BEGIN Selected text

Now onto the exam itself!
As the world is now combating Covid-19, AWS recently announced you can take a virtual proctored exam, so your experience will differ from mine, as I took mine in a physical location here in Singapore.
The exam is 65 questions over 170 minutes — take a bathroom break before you start!! I flagged questions I wasn’t sure off, and made my first pass through all of them in 90 minutes. For which, a large chunk of questions were flagged (22 in total).
At this point, my confidence was low, 22 questions is a large percentage of the exam. I was feeling bad — like “WTF am I doing here??!!” bad…
But I collected my thoughts, took deep breaths — and moved on, one question at a time. Re-reading the questions, re-reading the answers, and applying some cognitive power. Slowly I started answering off the flagged questions. Gaining confidence with each answer 🙂
I went through the entire set of 65 again (eliminating 2-3 careless mistakes!), and eventually I finished with 30 minutes to spare.
Remember, you don’t need to know the right answer if you can eliminate all the wrong ones! And unlike other exams, the security specialty sometimes has questions with 2-3 workable answers — your job is to pick the one that matches the questions requirements (e.g. Fastest, Cheapest, Simplest…etc). So pay attention to that!

END Selected text

Reproduce the part of the exam account starting at "Now onto the" and ending at "(22 in total).", word for word.

BEGIN Data extracts

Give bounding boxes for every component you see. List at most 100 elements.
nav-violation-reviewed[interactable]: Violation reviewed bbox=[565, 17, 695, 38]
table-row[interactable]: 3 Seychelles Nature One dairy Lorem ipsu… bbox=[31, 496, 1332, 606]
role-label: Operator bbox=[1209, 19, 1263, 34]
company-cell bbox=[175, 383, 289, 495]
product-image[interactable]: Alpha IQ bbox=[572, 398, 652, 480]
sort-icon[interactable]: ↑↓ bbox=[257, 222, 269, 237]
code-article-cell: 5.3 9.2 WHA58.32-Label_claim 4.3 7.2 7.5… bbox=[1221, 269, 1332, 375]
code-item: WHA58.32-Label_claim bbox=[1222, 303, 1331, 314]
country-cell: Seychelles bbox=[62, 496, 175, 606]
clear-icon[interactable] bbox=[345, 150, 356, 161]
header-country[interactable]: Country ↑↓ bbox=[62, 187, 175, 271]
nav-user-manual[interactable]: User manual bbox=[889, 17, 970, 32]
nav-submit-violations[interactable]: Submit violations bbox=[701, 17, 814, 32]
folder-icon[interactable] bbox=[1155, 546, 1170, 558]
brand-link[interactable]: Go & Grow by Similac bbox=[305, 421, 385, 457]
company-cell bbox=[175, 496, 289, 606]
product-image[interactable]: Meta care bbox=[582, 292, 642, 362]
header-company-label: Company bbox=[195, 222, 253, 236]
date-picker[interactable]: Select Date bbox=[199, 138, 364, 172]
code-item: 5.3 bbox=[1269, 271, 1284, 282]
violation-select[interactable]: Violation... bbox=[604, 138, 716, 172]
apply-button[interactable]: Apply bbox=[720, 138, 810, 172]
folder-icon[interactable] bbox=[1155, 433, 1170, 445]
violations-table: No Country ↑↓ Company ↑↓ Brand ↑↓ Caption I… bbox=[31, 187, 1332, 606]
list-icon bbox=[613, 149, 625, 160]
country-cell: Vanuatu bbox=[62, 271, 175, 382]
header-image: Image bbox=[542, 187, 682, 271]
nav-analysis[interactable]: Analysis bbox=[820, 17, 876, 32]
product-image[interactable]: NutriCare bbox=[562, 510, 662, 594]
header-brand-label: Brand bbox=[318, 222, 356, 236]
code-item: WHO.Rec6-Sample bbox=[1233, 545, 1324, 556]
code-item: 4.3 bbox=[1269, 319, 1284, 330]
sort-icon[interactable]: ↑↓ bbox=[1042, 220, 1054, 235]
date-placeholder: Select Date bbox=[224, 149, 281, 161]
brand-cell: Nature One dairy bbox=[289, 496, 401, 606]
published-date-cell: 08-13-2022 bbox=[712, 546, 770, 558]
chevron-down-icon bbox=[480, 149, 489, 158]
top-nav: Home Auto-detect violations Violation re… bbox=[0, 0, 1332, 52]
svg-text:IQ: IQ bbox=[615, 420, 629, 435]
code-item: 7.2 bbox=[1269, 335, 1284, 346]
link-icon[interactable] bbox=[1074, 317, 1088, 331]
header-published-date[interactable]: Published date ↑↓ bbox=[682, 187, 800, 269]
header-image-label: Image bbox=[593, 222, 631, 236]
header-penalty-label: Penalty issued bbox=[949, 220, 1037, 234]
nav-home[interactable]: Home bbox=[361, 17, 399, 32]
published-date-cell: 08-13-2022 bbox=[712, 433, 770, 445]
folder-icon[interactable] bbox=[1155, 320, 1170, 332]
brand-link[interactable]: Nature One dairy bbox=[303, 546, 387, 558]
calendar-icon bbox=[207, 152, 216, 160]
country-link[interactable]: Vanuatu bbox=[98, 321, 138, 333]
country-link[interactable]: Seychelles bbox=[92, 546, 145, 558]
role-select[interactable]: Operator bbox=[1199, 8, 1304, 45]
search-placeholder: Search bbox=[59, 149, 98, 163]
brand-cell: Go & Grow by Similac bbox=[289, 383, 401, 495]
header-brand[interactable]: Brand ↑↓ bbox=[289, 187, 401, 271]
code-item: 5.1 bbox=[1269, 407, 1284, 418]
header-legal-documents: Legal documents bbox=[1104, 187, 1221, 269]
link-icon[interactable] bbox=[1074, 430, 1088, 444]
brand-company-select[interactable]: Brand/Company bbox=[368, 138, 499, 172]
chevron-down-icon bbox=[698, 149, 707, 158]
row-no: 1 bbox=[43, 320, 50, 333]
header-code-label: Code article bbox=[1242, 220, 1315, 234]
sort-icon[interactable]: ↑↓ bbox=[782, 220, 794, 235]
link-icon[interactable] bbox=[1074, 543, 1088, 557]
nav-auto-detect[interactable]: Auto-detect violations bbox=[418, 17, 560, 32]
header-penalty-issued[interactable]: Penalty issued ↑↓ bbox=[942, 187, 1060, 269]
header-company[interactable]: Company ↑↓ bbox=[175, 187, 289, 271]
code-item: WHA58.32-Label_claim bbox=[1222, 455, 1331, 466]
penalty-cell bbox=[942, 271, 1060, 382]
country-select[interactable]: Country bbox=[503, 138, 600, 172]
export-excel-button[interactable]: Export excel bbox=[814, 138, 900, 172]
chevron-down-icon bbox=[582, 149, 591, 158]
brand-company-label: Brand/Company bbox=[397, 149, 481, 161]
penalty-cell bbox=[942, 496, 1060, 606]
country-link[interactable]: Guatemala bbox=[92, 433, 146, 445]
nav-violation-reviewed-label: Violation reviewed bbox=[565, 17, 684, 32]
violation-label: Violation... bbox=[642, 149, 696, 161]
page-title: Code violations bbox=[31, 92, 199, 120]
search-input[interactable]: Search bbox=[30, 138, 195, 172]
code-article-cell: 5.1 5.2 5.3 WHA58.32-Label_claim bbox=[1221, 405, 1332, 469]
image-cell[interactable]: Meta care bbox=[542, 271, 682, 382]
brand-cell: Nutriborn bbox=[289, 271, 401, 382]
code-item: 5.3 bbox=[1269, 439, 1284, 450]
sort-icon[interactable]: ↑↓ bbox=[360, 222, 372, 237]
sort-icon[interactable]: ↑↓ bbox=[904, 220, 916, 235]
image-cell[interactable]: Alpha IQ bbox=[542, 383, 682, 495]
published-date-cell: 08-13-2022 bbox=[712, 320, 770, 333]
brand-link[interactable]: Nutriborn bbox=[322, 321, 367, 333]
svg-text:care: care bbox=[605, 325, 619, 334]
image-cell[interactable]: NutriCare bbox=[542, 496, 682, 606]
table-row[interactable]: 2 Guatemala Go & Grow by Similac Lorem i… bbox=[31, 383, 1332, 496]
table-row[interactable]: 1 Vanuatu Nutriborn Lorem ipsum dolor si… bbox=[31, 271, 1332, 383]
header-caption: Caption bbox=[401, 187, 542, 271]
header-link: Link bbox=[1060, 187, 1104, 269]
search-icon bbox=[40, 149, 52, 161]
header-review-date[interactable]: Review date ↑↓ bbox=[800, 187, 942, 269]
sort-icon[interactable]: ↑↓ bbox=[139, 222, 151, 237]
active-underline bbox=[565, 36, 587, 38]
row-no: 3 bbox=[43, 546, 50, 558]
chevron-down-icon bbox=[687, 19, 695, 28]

END Data extracts

## Written reply
Now onto the exam itself!
As the world is now combating Covid-19, AWS recently announced you can take a virtual proctored exam, so your experience will differ from mine, as I took mine in a physical location here in Singapore.
The exam is 65 questions over 170 minutes — take a bathroom break before you start!! I flagged questions I wasn’t sure off, and made my first pass through all of them in 90 minutes. For which, a large chunk of questions were flagged (22 in total).